▶ _EXERCISE GOAL_: List all the lines in these records that hold "Auto".

▶ _DATA SUPPLIED_:

***

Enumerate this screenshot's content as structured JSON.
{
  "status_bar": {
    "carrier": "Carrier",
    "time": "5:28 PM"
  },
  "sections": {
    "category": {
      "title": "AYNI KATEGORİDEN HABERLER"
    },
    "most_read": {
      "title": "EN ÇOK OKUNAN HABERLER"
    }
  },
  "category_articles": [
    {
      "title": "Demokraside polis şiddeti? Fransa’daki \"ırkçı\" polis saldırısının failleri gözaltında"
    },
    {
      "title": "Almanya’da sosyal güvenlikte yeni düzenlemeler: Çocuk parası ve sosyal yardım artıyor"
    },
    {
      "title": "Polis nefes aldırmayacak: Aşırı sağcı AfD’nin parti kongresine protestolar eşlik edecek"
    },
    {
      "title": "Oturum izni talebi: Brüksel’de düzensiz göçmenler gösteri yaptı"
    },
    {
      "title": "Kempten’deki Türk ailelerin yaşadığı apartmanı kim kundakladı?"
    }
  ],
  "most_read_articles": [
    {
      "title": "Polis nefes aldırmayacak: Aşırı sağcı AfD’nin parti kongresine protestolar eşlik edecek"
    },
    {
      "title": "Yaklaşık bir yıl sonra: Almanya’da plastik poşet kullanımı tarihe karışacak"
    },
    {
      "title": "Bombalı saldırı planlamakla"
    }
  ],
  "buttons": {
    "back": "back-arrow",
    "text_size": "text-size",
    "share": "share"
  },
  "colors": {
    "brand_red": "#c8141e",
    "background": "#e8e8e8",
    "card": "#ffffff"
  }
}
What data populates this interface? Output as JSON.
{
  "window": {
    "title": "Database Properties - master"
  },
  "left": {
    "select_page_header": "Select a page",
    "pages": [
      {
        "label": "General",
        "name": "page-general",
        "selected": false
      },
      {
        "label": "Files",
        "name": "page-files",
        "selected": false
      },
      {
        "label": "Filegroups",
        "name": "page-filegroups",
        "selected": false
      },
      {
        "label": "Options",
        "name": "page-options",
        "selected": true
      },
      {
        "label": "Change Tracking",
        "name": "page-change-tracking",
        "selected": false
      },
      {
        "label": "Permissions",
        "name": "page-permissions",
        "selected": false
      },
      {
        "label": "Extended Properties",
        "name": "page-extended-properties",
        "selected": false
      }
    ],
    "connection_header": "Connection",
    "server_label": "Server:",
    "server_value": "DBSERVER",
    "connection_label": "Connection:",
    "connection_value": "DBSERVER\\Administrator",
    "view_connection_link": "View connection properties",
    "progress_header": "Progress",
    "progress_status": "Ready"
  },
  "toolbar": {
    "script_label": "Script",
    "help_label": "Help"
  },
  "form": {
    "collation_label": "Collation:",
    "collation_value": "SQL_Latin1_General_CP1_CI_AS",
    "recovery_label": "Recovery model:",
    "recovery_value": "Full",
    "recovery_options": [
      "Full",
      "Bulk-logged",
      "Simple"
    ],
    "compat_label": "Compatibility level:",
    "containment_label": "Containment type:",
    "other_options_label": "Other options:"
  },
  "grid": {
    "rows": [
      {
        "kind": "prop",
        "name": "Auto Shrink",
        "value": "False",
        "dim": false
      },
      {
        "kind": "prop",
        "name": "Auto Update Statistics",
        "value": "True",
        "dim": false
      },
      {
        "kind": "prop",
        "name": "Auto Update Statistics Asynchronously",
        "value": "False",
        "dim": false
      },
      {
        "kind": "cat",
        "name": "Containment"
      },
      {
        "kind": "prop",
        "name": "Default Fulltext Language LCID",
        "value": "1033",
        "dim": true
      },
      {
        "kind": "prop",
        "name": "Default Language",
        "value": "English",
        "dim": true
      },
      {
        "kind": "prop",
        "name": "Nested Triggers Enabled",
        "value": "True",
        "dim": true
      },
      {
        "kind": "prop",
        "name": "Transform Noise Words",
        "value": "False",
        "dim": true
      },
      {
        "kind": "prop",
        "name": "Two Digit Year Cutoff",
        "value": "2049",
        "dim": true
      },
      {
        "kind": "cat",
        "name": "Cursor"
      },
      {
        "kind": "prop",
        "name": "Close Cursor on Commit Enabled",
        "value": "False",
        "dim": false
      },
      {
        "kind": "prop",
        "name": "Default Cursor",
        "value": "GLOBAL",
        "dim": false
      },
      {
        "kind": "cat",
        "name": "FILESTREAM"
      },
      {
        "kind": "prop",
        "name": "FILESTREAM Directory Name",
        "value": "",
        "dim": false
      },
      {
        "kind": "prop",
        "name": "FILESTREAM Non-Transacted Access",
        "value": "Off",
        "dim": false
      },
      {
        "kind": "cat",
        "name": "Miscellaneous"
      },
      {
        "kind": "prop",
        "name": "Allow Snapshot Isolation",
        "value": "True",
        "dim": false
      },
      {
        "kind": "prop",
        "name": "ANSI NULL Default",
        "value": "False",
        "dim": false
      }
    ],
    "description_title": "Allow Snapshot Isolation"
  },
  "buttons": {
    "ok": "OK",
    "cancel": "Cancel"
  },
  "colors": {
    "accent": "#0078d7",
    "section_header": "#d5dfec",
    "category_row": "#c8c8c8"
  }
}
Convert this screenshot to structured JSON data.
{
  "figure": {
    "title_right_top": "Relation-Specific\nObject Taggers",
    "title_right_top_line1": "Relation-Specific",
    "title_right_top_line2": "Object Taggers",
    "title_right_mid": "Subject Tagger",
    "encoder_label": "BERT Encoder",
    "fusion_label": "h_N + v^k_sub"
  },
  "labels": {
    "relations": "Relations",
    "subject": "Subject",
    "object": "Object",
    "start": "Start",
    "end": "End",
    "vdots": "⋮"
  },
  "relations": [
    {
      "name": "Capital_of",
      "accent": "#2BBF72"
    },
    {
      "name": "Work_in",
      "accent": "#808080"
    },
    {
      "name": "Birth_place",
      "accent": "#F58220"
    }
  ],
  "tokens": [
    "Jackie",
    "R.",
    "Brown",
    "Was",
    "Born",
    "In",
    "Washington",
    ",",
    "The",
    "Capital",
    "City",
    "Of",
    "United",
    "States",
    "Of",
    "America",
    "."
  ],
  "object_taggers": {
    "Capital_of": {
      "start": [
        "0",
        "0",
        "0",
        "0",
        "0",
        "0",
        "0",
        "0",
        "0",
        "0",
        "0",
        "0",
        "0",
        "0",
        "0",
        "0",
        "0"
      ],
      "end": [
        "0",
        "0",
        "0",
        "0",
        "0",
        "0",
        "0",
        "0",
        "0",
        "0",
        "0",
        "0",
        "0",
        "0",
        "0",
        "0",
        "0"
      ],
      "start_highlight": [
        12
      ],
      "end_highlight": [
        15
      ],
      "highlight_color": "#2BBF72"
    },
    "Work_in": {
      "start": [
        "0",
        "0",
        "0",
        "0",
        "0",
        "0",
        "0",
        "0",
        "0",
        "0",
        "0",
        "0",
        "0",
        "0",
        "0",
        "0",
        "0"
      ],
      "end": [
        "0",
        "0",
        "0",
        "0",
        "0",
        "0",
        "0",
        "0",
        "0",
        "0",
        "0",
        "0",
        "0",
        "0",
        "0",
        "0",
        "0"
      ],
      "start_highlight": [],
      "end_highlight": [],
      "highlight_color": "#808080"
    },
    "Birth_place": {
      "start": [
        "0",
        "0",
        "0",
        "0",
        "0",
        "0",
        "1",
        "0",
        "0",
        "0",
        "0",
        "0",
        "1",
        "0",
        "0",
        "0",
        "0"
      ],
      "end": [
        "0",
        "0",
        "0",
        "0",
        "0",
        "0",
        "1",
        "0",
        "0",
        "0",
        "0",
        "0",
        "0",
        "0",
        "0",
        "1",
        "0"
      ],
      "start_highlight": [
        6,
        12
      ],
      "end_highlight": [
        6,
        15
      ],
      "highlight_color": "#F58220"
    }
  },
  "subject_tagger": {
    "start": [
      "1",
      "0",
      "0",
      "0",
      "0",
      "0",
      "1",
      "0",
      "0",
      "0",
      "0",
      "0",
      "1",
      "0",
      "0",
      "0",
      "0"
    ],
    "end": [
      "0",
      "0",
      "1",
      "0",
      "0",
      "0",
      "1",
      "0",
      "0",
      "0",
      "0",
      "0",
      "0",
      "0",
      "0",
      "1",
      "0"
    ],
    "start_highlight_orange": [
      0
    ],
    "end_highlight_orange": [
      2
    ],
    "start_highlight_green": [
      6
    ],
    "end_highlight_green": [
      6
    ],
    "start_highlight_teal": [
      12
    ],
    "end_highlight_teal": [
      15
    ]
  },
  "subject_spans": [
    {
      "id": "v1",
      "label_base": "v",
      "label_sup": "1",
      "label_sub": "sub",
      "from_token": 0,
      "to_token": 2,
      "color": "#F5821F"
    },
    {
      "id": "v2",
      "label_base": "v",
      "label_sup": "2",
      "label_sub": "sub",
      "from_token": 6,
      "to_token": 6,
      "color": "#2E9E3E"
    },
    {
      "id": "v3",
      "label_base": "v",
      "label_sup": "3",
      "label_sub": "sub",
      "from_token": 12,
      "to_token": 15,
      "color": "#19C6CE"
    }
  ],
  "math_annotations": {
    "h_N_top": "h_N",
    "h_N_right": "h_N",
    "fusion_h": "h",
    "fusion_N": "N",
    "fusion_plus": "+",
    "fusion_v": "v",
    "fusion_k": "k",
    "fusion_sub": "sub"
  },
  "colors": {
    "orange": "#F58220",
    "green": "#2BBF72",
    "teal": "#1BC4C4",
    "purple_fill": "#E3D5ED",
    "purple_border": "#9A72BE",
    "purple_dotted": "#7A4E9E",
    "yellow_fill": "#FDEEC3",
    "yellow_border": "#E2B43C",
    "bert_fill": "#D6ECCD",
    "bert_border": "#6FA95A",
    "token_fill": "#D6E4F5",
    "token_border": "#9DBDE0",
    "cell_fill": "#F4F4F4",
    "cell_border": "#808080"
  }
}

***

▶ _RESPONSE TO THE EXERCISE_:
        "name": "Auto Shrink",
        "name": "Auto Update Statistics",
        "name": "Auto Update Statistics Asynchronously",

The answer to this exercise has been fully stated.